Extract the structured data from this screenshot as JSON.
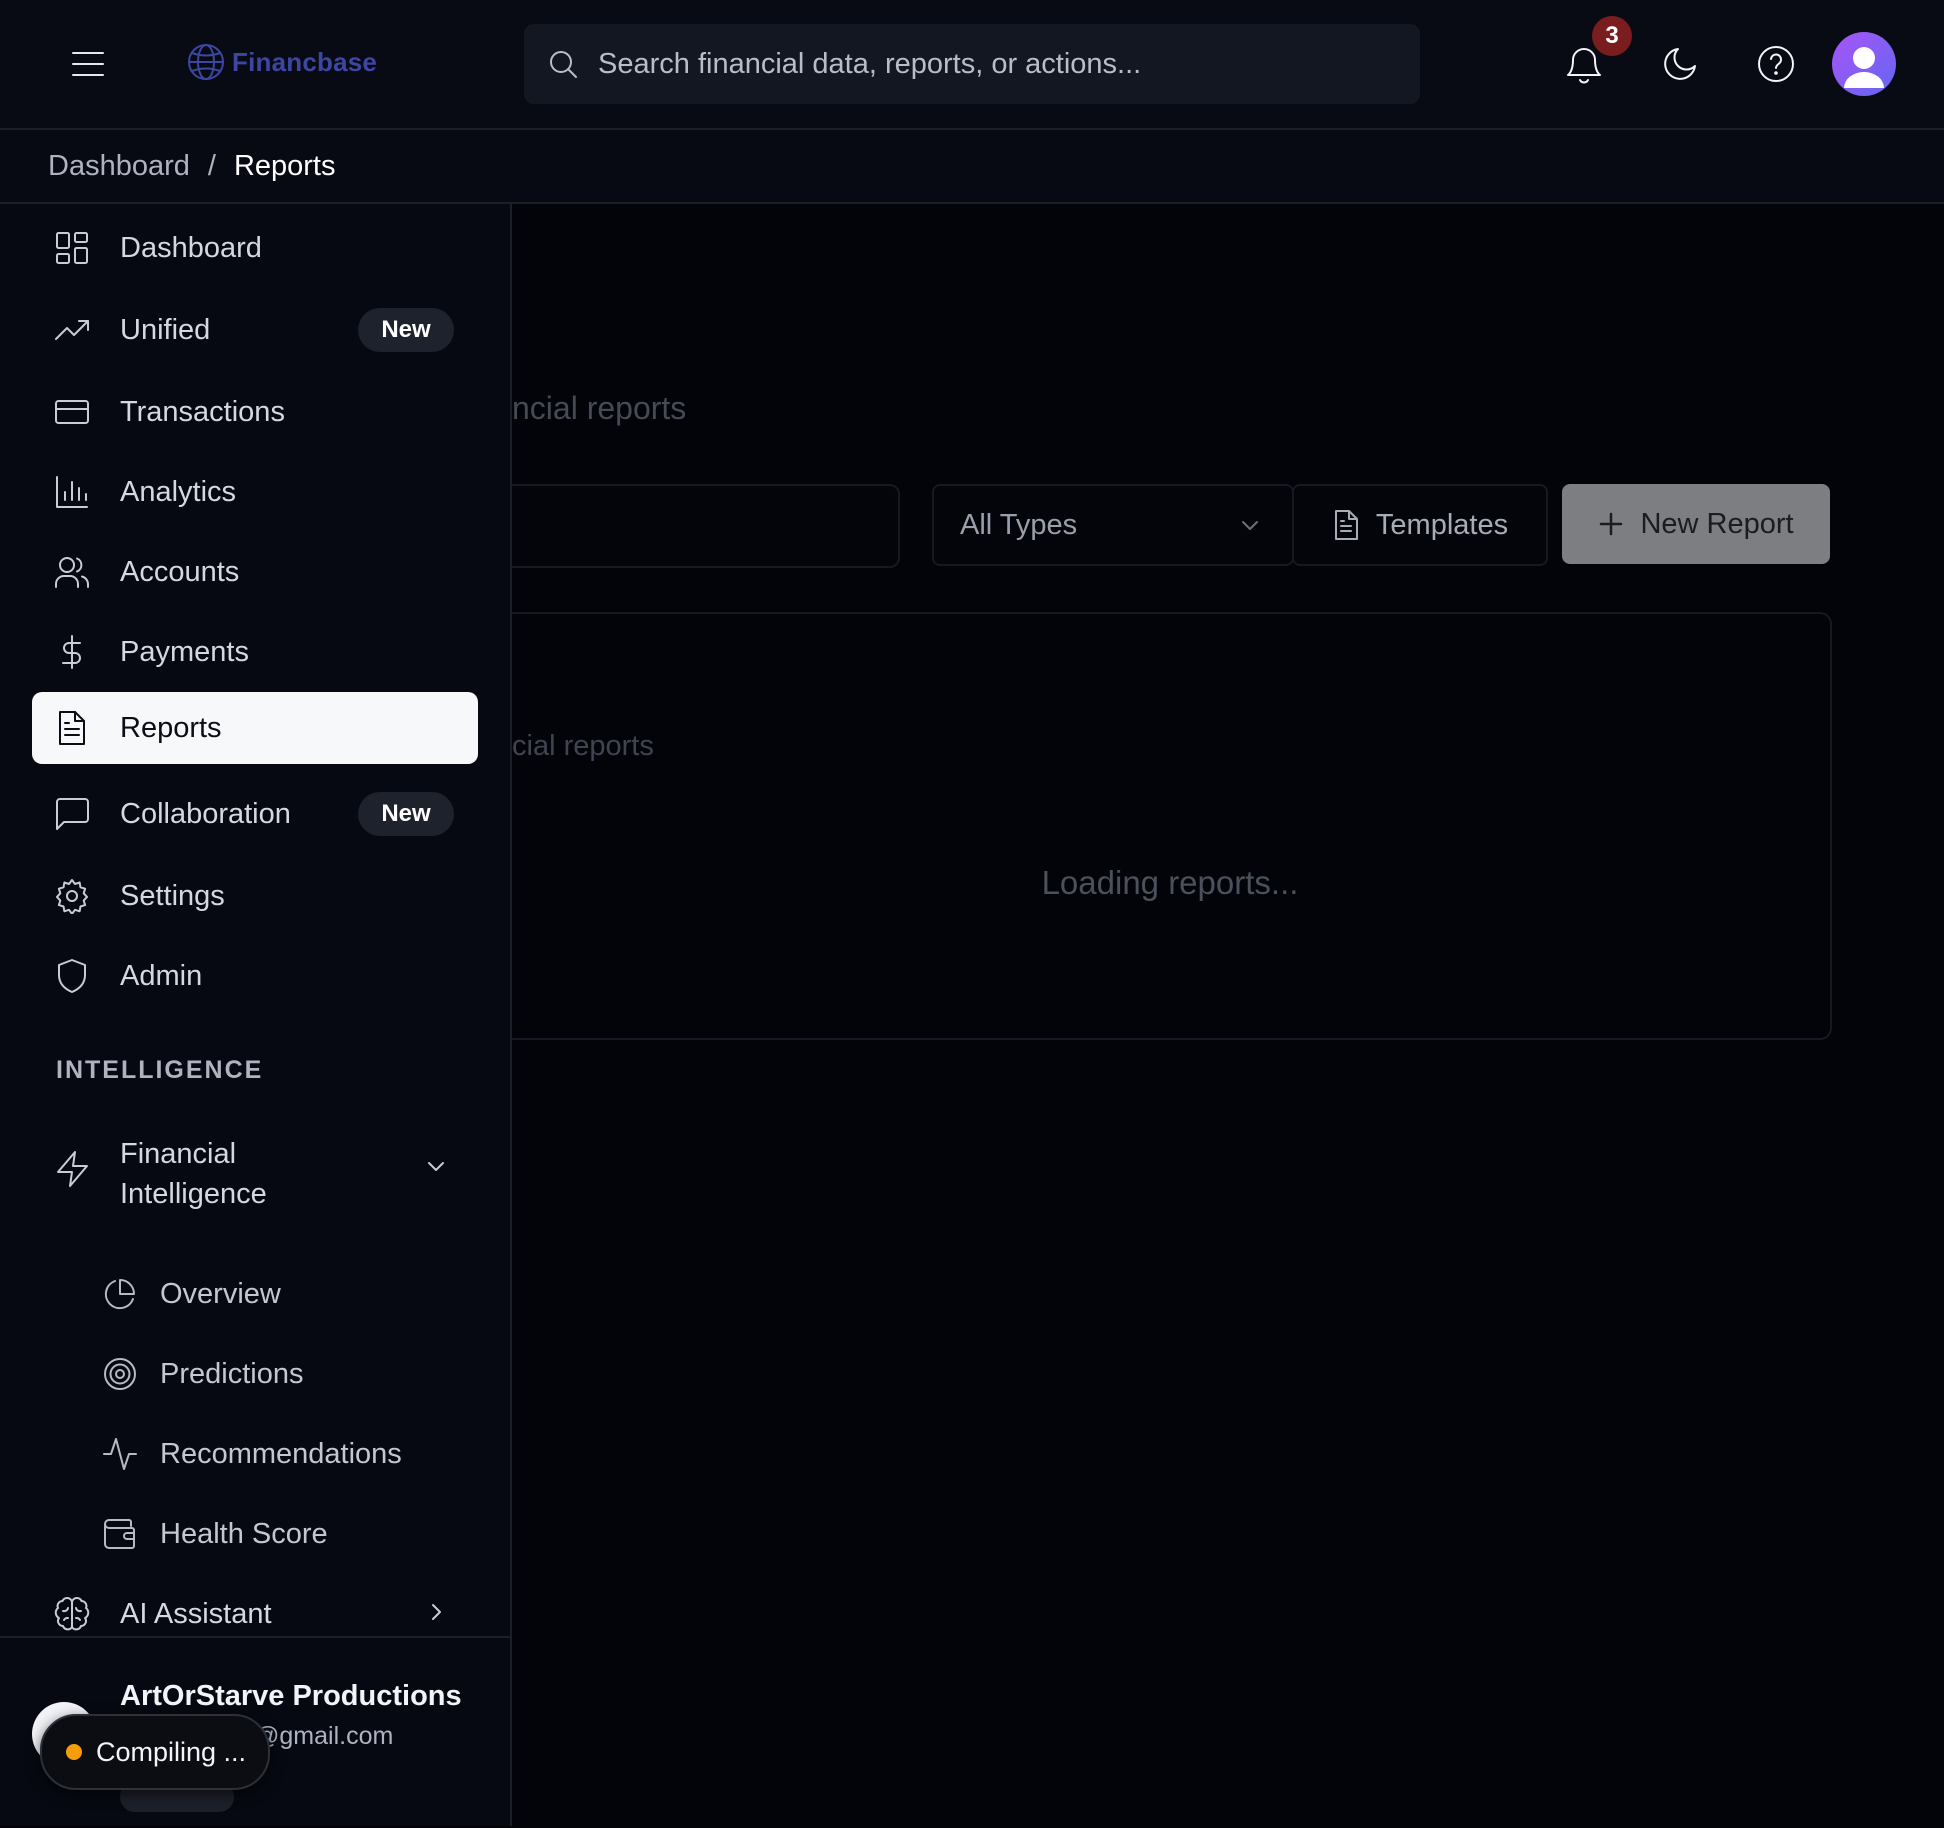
{
  "app": {
    "name": "Financbase"
  },
  "header": {
    "search_placeholder": "Search financial data, reports, or actions...",
    "notification_count": "3",
    "accent_color": "#7c5cf6"
  },
  "breadcrumb": {
    "items": [
      "Dashboard",
      "Reports"
    ],
    "separator": "/"
  },
  "sidebar": {
    "items": [
      {
        "label": "Dashboard",
        "icon": "dashboard-grid-icon"
      },
      {
        "label": "Unified",
        "icon": "trending-up-icon",
        "badge": "New"
      },
      {
        "label": "Transactions",
        "icon": "credit-card-icon"
      },
      {
        "label": "Analytics",
        "icon": "bar-chart-icon"
      },
      {
        "label": "Accounts",
        "icon": "users-icon"
      },
      {
        "label": "Payments",
        "icon": "dollar-sign-icon"
      },
      {
        "label": "Reports",
        "icon": "file-text-icon",
        "active": true
      },
      {
        "label": "Collaboration",
        "icon": "message-square-icon",
        "badge": "New"
      },
      {
        "label": "Settings",
        "icon": "gear-icon"
      },
      {
        "label": "Admin",
        "icon": "shield-icon"
      }
    ],
    "section_label": "INTELLIGENCE",
    "intelligence": {
      "label": "Financial Intelligence",
      "icon": "zap-icon",
      "children": [
        {
          "label": "Overview",
          "icon": "pie-chart-icon"
        },
        {
          "label": "Predictions",
          "icon": "target-icon"
        },
        {
          "label": "Recommendations",
          "icon": "activity-icon"
        },
        {
          "label": "Health Score",
          "icon": "wallet-icon"
        }
      ]
    },
    "ai_assistant": {
      "label": "AI Assistant",
      "icon": "brain-icon"
    },
    "user": {
      "name": "ArtOrStarve Productions",
      "email_visible": "@gmail.com"
    }
  },
  "main": {
    "subtitle_visible": "ncial reports",
    "filter_type": "All Types",
    "templates_label": "Templates",
    "new_report_label": "New Report",
    "panel_subtitle_visible": "cial reports",
    "loading_text": "Loading reports..."
  },
  "toast": {
    "text": "Compiling ..."
  }
}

***

=== Exercise ===
Each entry must be retyped word for word, with every image omitted.

=== Task result ===
Extract the structured data from this screenshot as JSON.
{
  "app": {
    "name": "Financbase"
  },
  "header": {
    "search_placeholder": "Search financial data, reports, or actions...",
    "notification_count": "3",
    "accent_color": "#7c5cf6"
  },
  "breadcrumb": {
    "items": [
      "Dashboard",
      "Reports"
    ],
    "separator": "/"
  },
  "sidebar": {
    "items": [
      {
        "label": "Dashboard",
        "icon": "dashboard-grid-icon"
      },
      {
        "label": "Unified",
        "icon": "trending-up-icon",
        "badge": "New"
      },
      {
        "label": "Transactions",
        "icon": "credit-card-icon"
      },
      {
        "label": "Analytics",
        "icon": "bar-chart-icon"
      },
      {
        "label": "Accounts",
        "icon": "users-icon"
      },
      {
        "label": "Payments",
        "icon": "dollar-sign-icon"
      },
      {
        "label": "Reports",
        "icon": "file-text-icon",
        "active": true
      },
      {
        "label": "Collaboration",
        "icon": "message-square-icon",
        "badge": "New"
      },
      {
        "label": "Settings",
        "icon": "gear-icon"
      },
      {
        "label": "Admin",
        "icon": "shield-icon"
      }
    ],
    "section_label": "INTELLIGENCE",
    "intelligence": {
      "label": "Financial Intelligence",
      "icon": "zap-icon",
      "children": [
        {
          "label": "Overview",
          "icon": "pie-chart-icon"
        },
        {
          "label": "Predictions",
          "icon": "target-icon"
        },
        {
          "label": "Recommendations",
          "icon": "activity-icon"
        },
        {
          "label": "Health Score",
          "icon": "wallet-icon"
        }
      ]
    },
    "ai_assistant": {
      "label": "AI Assistant",
      "icon": "brain-icon"
    },
    "user": {
      "name": "ArtOrStarve Productions",
      "email_visible": "@gmail.com"
    }
  },
  "main": {
    "subtitle_visible": "ncial reports",
    "filter_type": "All Types",
    "templates_label": "Templates",
    "new_report_label": "New Report",
    "panel_subtitle_visible": "cial reports",
    "loading_text": "Loading reports..."
  },
  "toast": {
    "text": "Compiling ..."
  }
}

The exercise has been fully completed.